TÂCHE COURTE: Résumez le texte retenu en deux phrases.

Andreï Nekrassov (Prix de l'Unesco au Festival de Cannes en 1993) a réalisé en 2016 le documentaire "The Magnitsky Act -- Behind The Scenes". Nekrassov, dont un film sorti en 2007 était à charge du régime russe, a conclu que dans l'affaire Magnitski, les faits ne plaidaient pas du tout en faveur de la « version Browder ». Son film sur Magnitski devait être projeté en avril 2016 au Parlement européen, mais des menaces de procès en diffamation formulées par Browder ont entraîné la déprogrammation…
Au final la médiatisation massive et le crédit apporté au récit de Browder l'emporteront sur toute autre considération. Au point que lorsque le Président Obama déposera sa signature sur une loi – adoptée le 14 décembre 2012 – disposant des sanctions contre les Russes qui, selon les États-Unis, violeraient les droits de l'homme, cette loi sera désignée sous le nom de Magnitski Act, Loi Magnitski, victoire toute personnelle pour Browder. L'homme ne cessera ensuite d'user de ce capital symbolique pour affirmer davantage son rôle personnel dans la lutte contre la Russie de Vladimir Poutine. Ce combat prend un sens particulier aujourd'hui, mais avouons que notre « chevalier blanc » est loin de la figure héroïque des récits médiévaux…
Rien de tout cela n'est évidemment suggéré dans l'article du Jersey Evening Post. Les lecteurs ne sauront rien des motivations ou du passé de ce British-American businessman qui mène d'abord un combat personnel chargé de très lourdes ambiguïtés.

MATÉRIEL FOURNI:
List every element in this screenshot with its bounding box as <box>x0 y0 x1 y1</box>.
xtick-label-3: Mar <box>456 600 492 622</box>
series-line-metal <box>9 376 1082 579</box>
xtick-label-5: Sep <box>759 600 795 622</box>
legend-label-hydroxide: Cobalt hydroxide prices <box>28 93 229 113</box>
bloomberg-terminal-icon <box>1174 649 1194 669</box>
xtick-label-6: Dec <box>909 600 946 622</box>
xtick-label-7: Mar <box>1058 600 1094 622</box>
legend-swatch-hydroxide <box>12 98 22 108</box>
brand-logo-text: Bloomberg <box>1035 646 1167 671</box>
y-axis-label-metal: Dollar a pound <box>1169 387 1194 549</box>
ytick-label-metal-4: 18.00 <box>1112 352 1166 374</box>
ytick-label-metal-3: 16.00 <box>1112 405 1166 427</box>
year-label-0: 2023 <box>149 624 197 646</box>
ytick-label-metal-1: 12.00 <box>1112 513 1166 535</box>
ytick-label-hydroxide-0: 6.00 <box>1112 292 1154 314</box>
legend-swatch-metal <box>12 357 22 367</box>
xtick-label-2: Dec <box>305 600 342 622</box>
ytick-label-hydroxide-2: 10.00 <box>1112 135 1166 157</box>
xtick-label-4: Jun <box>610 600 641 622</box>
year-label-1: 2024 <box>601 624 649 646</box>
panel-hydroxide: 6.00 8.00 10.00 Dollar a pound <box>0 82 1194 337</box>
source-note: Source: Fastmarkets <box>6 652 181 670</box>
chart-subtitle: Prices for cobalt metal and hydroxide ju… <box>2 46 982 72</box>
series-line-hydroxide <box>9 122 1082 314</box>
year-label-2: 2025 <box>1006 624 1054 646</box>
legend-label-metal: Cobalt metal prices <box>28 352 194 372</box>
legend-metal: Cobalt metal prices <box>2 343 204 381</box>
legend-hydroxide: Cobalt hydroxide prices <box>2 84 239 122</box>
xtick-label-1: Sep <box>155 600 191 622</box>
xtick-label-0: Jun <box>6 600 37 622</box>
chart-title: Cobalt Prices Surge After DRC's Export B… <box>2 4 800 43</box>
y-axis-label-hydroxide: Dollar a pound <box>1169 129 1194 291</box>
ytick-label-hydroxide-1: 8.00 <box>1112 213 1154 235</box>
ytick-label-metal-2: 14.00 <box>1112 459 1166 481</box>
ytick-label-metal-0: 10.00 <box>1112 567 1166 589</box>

RÉPONSE ATTENDUE: Dans son documentaire de 2016 sur l'affaire Magnitski, Andreï Nekrassov conclut que les faits ne plaident pas en faveur de la version de Browder, mais la projection prévue au Parlement européen en avril 2016 a été déprogrammée à la suite de menaces de procès en diffamation formulées par Browder. Largement médiatisé, le récit de Browder l'a emporté au point que la loi de sanctions adoptée le 14 décembre 2012 et signée par le Président Obama a été baptisée Loi Magnitski, alors que l'article du Jersey Evening Post ne dit rien des motivations ni du passé de cet homme d'affaires.